=== What the task asks ===
Copy the text on BarokOpera Amsterdam's Acis and Galatea below in full, word for word.

=== Text provided ===
- - - -

BarokOpera Amsterdam, our resident opera company, presents Handel’s favorite opera Acis and Galatea, based on the story from Ovid’s Metamorphoses.
BarokOpera Amsterdam
BarokOpera Amsterdam creates contemporary productions using music from two to three centuries ago. Their performances honor the spirit and intention of the original creators, while the staging and approach are tailored to today’s audiences.
With spectacular acrobatics and dance, their productions bring the kind of spectacle and entertainment that audiences of the past also adored. BarokOpera Amsterdam is accessible, original, and the orchestra under the direction of Frédérique Chauvet performs beautifully.
BarokOpera Amsterdam has performed Acis and Galatea before, receiving high praise from the press:
Opera magazine praised the “soothing intimacy (…) a delicate performance, rich in nuance.”
Joep Stapel wrote in NRC: “lively and responsive (…) the musical integrity provided a pleasant contrast to the curiosities on stage.” And La Liberté Fribourg described it as “a subtle and restrained version, a feel-good experience for the audience (…) with sparkling and finely crafted contributions under the baton of Frédérique Chauvet.”

- - - -

Collected data entries
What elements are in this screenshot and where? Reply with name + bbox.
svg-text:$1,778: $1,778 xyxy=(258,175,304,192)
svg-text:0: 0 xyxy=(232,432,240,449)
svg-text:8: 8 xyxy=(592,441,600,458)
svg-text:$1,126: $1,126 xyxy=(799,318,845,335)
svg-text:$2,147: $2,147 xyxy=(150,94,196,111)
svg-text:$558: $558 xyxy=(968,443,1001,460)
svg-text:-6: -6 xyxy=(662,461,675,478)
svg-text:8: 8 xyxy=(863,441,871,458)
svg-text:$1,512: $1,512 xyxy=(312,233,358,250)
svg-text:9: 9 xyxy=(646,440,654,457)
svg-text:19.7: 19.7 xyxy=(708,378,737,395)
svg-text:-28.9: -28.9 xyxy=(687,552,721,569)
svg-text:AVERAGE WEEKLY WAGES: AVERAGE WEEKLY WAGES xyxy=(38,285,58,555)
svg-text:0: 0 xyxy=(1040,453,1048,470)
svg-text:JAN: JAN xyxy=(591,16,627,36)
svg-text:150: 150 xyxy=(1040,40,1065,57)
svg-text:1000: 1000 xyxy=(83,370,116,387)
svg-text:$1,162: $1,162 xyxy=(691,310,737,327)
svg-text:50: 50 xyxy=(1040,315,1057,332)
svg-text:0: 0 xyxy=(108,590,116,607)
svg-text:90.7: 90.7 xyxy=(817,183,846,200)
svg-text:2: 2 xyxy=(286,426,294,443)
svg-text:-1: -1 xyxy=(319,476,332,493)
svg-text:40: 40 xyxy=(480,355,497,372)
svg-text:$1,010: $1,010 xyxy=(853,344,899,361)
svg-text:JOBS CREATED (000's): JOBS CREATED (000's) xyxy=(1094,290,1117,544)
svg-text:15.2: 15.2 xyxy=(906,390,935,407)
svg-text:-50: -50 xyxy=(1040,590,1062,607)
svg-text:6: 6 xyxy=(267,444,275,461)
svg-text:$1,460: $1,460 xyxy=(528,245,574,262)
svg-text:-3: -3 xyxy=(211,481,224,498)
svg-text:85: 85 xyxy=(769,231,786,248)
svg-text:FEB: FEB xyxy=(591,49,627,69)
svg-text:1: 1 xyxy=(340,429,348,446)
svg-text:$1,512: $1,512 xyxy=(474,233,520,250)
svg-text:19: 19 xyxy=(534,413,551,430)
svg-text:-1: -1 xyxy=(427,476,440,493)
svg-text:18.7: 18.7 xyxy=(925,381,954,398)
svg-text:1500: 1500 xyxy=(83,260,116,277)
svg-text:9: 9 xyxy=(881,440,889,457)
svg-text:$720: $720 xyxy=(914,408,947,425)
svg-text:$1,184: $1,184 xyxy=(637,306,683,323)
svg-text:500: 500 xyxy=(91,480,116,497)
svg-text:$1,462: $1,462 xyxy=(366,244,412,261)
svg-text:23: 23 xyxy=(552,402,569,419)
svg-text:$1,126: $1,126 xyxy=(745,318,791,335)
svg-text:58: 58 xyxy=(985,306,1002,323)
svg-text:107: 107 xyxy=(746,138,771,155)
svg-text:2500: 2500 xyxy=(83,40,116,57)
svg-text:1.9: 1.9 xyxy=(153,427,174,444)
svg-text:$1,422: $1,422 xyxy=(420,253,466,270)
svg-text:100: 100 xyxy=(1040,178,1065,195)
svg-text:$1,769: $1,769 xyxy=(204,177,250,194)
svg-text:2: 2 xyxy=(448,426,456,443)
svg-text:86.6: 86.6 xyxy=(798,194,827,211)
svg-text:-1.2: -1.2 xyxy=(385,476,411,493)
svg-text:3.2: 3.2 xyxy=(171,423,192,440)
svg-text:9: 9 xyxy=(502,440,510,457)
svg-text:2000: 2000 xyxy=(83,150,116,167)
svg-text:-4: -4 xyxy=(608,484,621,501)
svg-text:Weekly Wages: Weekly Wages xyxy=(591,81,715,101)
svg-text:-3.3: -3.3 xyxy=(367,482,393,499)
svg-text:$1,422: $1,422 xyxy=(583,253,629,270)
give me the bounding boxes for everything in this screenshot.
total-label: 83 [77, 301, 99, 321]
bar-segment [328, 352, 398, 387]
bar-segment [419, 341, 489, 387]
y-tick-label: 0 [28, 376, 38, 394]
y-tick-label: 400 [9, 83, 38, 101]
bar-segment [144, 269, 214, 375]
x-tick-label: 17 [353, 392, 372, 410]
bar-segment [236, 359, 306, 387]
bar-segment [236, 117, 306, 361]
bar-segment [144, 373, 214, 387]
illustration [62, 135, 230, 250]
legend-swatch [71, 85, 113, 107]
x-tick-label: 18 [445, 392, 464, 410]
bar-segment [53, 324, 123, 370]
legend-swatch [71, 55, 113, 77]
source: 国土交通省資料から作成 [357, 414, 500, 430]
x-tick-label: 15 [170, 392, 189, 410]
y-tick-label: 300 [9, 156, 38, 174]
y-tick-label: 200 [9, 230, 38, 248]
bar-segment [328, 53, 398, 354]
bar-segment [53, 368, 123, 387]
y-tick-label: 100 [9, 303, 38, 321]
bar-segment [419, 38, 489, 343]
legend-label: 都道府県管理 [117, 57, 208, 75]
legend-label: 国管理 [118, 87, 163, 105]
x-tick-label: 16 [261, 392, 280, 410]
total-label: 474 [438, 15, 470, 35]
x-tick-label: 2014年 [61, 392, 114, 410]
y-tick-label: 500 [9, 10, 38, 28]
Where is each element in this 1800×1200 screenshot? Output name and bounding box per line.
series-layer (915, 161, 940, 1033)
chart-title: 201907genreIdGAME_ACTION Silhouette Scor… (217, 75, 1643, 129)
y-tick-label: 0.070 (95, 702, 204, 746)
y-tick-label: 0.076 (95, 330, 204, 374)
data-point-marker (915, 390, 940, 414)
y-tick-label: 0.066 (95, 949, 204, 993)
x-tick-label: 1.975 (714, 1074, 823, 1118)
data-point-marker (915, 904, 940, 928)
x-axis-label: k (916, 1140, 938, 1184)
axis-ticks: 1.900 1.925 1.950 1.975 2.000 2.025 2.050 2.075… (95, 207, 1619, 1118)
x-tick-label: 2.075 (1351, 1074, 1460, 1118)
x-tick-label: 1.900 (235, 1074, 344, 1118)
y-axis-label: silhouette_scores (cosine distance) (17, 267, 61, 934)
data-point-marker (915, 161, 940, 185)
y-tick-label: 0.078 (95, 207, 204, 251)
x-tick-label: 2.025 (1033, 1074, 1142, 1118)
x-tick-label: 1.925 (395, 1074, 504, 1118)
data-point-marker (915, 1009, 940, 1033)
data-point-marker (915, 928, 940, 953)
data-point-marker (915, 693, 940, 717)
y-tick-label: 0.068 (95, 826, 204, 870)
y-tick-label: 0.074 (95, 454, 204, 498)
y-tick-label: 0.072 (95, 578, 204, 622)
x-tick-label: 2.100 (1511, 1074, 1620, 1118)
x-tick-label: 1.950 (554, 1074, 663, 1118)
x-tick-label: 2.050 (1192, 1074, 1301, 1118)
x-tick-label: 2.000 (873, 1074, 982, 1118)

- - - -

=== Answer space ===
BarokOpera Amsterdam, our resident opera company, presents Handel’s favorite opera Acis and Galatea, based on the story from Ovid’s Metamorphoses.
BarokOpera Amsterdam
BarokOpera Amsterdam creates contemporary productions using music from two to three centuries ago. Their performances honor the spirit and intention of the original creators, while the staging and approach are tailored to today’s audiences.
With spectacular acrobatics and dance, their productions bring the kind of spectacle and entertainment that audiences of the past also adored. BarokOpera Amsterdam is accessible, original, and the orchestra under the direction of Frédérique Chauvet performs beautifully.
BarokOpera Amsterdam has performed Acis and Galatea before, receiving high praise from the press:
Opera magazine praised the “soothing intimacy (…) a delicate performance, rich in nuance.”
Joep Stapel wrote in NRC: “lively and responsive (…) the musical integrity provided a pleasant contrast to the curiosities on stage.” And La Liberté Fribourg described it as “a subtle and restrained version, a feel-good experience for the audience (…) with sparkling and finely crafted contributions under the baton of Frédérique Chauvet.”